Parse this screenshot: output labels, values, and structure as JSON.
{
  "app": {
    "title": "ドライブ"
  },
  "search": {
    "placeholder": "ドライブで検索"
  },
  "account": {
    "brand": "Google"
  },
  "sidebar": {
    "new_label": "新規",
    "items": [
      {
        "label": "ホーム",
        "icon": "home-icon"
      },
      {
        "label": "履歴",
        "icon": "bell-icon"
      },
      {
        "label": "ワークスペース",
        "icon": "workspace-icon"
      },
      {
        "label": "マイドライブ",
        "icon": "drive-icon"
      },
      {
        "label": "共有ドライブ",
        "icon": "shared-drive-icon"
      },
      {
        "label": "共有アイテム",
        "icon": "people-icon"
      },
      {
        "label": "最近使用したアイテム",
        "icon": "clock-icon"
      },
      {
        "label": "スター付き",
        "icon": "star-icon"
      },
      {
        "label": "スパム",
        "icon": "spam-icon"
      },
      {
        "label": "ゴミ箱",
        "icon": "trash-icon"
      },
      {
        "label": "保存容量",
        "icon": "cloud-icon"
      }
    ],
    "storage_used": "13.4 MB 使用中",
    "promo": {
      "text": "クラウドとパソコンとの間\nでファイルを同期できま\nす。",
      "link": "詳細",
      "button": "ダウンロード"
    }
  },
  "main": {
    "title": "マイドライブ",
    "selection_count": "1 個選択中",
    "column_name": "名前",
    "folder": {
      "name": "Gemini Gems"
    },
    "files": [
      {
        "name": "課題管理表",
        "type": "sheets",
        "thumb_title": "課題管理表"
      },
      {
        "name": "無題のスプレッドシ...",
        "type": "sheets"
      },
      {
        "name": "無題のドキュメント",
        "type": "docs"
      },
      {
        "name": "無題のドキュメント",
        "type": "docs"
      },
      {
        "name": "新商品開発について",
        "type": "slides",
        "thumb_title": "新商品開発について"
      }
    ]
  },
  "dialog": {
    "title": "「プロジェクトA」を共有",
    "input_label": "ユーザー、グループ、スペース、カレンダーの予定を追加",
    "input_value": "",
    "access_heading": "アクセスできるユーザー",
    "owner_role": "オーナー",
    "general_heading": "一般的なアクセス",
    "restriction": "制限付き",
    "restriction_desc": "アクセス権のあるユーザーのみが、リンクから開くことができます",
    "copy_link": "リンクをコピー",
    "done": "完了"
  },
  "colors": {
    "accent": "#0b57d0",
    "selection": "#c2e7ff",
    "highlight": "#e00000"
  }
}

● **WHAT YOU ARE ASKED TO DO**
Reproduce every line of the material above exactly.

● **SOLUTION FOR THIS EXERCISE**
Parse this screenshot: output labels, values, and structure as JSON.
{
  "app": {
    "title": "ドライブ"
  },
  "search": {
    "placeholder": "ドライブで検索"
  },
  "account": {
    "brand": "Google"
  },
  "sidebar": {
    "new_label": "新規",
    "items": [
      {
        "label": "ホーム",
        "icon": "home-icon"
      },
      {
        "label": "履歴",
        "icon": "bell-icon"
      },
      {
        "label": "ワークスペース",
        "icon": "workspace-icon"
      },
      {
        "label": "マイドライブ",
        "icon": "drive-icon"
      },
      {
        "label": "共有ドライブ",
        "icon": "shared-drive-icon"
      },
      {
        "label": "共有アイテム",
        "icon": "people-icon"
      },
      {
        "label": "最近使用したアイテム",
        "icon": "clock-icon"
      },
      {
        "label": "スター付き",
        "icon": "star-icon"
      },
      {
        "label": "スパム",
        "icon": "spam-icon"
      },
      {
        "label": "ゴミ箱",
        "icon": "trash-icon"
      },
      {
        "label": "保存容量",
        "icon": "cloud-icon"
      }
    ],
    "storage_used": "13.4 MB 使用中",
    "promo": {
      "text": "クラウドとパソコンとの間\nでファイルを同期できま\nす。",
      "link": "詳細",
      "button": "ダウンロード"
    }
  },
  "main": {
    "title": "マイドライブ",
    "selection_count": "1 個選択中",
    "column_name": "名前",
    "folder": {
      "name": "Gemini Gems"
    },
    "files": [
      {
        "name": "課題管理表",
        "type": "sheets",
        "thumb_title": "課題管理表"
      },
      {
        "name": "無題のスプレッドシ...",
        "type": "sheets"
      },
      {
        "name": "無題のドキュメント",
        "type": "docs"
      },
      {
        "name": "無題のドキュメント",
        "type": "docs"
      },
      {
        "name": "新商品開発について",
        "type": "slides",
        "thumb_title": "新商品開発について"
      }
    ]
  },
  "dialog": {
    "title": "「プロジェクトA」を共有",
    "input_label": "ユーザー、グループ、スペース、カレンダーの予定を追加",
    "input_value": "",
    "access_heading": "アクセスできるユーザー",
    "owner_role": "オーナー",
    "general_heading": "一般的なアクセス",
    "restriction": "制限付き",
    "restriction_desc": "アクセス権のあるユーザーのみが、リンクから開くことができます",
    "copy_link": "リンクをコピー",
    "done": "完了"
  },
  "colors": {
    "accent": "#0b57d0",
    "selection": "#c2e7ff",
    "highlight": "#e00000"
  }
}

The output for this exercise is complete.